- [Description of the task]:
Pull out every line of the listing below that contains the word "Persons", matching case exactly.

[Region annotation records]

Start

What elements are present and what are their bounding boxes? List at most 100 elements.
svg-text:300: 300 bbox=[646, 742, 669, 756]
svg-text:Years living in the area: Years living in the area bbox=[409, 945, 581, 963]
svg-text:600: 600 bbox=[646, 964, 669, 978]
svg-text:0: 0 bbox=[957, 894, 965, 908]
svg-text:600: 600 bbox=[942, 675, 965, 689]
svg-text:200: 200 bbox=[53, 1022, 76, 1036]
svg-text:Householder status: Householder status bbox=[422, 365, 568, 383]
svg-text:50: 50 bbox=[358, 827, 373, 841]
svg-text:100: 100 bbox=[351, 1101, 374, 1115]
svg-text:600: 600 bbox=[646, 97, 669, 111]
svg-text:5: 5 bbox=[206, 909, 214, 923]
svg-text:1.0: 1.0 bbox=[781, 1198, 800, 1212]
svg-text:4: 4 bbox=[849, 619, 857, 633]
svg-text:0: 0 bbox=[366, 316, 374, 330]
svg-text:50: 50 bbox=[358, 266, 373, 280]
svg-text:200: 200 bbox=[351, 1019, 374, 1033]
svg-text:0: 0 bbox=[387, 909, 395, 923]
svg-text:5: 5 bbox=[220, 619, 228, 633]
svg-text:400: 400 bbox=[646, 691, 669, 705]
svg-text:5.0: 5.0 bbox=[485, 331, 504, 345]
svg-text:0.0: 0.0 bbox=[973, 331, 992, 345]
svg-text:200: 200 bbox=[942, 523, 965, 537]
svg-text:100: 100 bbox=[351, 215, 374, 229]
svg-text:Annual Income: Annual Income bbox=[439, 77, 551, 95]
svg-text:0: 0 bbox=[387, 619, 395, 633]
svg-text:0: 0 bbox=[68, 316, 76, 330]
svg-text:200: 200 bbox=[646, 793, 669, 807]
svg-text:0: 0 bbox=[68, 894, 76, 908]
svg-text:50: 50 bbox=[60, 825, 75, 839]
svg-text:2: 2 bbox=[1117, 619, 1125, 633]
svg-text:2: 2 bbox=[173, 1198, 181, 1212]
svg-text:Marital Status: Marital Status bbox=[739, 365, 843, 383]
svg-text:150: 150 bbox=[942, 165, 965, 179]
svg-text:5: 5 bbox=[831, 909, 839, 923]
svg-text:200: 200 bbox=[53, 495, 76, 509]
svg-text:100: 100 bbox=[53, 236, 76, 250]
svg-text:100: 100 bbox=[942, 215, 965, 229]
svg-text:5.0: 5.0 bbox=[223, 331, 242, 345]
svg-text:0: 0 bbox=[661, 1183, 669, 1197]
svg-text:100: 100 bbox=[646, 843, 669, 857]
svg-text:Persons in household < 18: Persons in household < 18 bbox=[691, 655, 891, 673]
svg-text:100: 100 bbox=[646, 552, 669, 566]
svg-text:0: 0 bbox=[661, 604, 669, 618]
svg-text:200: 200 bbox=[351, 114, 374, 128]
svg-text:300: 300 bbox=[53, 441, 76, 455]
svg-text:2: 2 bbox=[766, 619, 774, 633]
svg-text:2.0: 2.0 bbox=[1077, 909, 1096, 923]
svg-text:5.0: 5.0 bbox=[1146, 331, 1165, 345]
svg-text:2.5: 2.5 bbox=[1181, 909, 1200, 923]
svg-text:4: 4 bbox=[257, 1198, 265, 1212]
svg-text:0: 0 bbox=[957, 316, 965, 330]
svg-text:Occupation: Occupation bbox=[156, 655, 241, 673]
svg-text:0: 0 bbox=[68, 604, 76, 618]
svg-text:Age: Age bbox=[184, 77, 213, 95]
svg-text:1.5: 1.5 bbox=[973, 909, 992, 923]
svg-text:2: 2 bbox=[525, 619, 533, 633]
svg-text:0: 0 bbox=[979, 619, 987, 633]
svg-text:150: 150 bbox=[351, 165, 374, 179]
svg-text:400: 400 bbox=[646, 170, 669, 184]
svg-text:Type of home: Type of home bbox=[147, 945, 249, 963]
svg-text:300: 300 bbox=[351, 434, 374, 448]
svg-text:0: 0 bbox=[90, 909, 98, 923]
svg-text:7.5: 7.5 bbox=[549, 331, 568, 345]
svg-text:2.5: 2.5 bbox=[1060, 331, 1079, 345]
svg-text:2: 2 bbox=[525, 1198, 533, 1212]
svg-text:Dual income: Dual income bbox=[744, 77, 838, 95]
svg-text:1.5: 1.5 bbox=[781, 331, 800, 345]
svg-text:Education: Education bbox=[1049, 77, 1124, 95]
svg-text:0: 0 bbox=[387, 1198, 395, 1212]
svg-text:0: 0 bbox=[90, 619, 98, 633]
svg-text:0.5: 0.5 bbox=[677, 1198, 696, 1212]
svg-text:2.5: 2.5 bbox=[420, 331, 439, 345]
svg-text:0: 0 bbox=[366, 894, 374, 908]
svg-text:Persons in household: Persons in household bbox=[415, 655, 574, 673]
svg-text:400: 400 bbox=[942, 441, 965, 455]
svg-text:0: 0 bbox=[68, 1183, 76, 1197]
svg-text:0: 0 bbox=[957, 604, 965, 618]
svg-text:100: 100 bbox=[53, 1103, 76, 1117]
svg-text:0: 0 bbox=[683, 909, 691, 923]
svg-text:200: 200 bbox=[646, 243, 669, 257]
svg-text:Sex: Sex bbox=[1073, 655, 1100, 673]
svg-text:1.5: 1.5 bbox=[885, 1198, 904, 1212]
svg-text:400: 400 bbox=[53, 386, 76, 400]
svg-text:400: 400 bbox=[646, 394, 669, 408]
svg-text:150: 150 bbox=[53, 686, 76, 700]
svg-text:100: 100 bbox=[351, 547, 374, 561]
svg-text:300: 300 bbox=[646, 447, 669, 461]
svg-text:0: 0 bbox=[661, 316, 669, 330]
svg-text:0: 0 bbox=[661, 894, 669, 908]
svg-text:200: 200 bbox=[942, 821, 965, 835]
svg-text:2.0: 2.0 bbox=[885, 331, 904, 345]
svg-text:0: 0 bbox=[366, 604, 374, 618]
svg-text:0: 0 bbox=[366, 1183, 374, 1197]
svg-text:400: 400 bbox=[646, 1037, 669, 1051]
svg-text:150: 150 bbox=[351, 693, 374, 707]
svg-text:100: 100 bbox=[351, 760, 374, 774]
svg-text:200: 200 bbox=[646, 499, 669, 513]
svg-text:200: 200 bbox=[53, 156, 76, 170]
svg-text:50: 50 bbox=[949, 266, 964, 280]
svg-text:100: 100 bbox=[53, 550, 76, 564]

End

- [Answer for the task]:
svg-text:Persons in household < 18: Persons in household < 18 bbox=[691, 655, 891, 673]
svg-text:Persons in household: Persons in household bbox=[415, 655, 574, 673]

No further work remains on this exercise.